§ DESCRIPTION OF THE TASK:
Give the number of lines containing the word "Hofer", and nothing else.

§ PROVIDED ENTRIES:
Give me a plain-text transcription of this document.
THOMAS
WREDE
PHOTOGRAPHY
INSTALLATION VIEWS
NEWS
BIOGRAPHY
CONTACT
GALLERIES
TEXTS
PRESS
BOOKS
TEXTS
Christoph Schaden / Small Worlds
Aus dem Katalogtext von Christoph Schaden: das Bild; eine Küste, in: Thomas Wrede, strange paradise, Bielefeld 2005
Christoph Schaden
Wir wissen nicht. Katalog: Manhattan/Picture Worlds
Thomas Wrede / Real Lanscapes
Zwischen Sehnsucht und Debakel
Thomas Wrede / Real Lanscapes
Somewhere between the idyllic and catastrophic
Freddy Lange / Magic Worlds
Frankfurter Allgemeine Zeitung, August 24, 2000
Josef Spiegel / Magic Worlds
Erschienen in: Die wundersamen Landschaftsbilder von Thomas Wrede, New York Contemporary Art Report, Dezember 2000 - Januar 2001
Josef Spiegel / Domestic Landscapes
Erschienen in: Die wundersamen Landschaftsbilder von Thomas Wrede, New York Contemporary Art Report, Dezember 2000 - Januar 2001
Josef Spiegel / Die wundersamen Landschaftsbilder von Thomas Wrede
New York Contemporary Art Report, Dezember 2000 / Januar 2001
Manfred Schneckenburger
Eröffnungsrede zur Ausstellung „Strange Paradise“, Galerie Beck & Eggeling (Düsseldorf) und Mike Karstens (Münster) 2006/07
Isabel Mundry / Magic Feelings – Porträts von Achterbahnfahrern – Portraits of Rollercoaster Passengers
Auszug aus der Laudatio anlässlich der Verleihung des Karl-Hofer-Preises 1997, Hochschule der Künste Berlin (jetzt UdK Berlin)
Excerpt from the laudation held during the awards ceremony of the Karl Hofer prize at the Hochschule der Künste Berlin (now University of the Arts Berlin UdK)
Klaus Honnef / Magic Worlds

--

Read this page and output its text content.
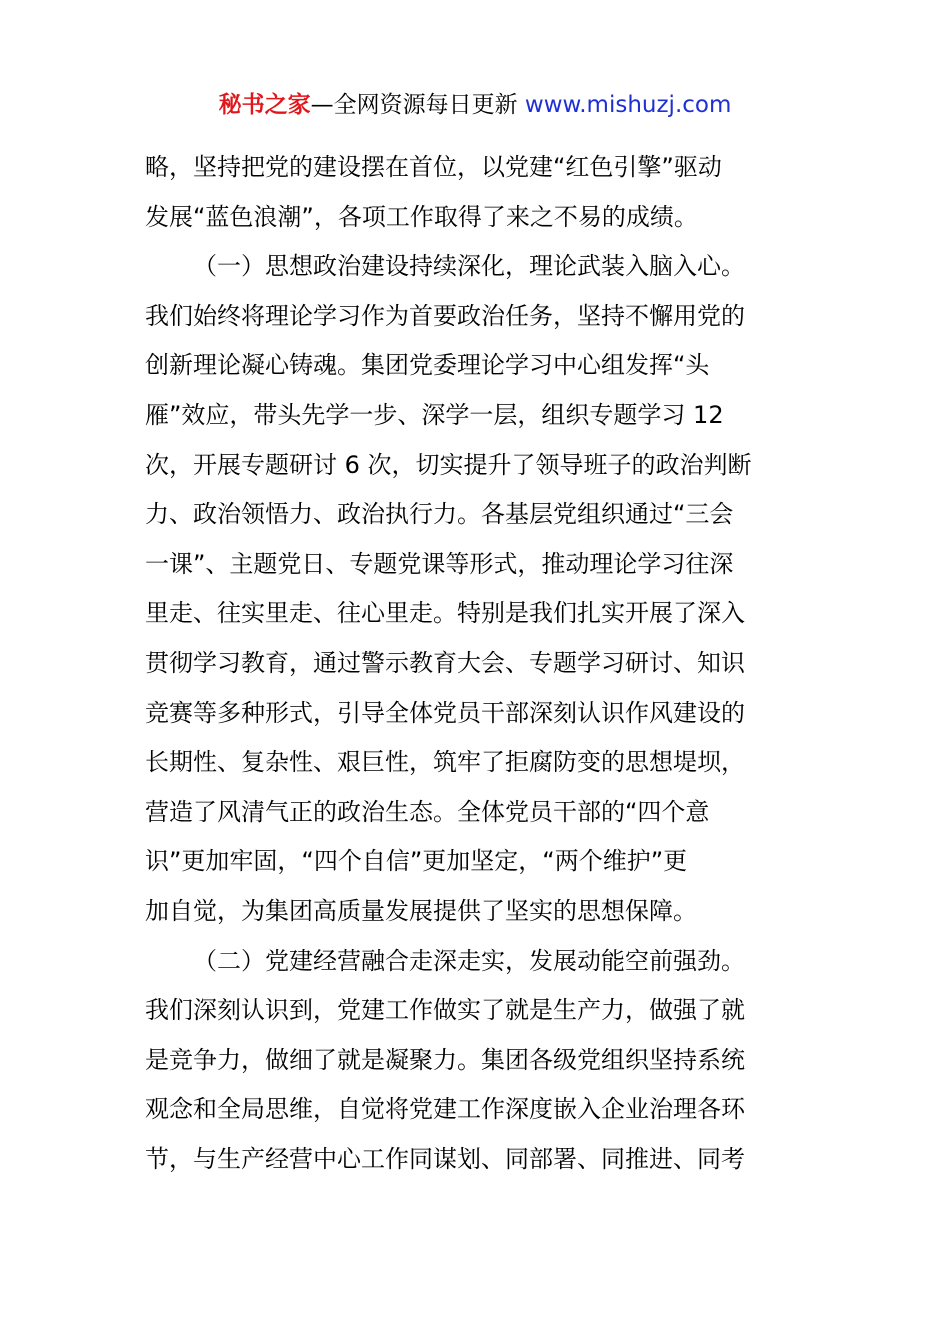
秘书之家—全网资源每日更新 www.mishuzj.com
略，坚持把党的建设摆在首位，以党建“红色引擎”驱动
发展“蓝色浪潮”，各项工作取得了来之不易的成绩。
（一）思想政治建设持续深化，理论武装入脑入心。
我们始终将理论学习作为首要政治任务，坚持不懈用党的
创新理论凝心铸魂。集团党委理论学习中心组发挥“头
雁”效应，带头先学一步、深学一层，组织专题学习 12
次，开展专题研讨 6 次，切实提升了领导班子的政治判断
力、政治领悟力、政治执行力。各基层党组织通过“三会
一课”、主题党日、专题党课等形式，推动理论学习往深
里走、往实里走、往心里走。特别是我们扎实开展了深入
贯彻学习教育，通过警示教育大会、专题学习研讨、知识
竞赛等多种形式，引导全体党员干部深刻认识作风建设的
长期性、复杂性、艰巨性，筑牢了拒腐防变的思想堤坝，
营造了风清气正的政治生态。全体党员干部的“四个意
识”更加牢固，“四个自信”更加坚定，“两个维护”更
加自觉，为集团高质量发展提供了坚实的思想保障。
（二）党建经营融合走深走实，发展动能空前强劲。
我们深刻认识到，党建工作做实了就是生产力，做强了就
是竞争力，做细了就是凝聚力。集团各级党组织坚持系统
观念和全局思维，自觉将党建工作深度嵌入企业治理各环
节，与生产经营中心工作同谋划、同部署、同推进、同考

§ COMPLETED EXERCISE:
2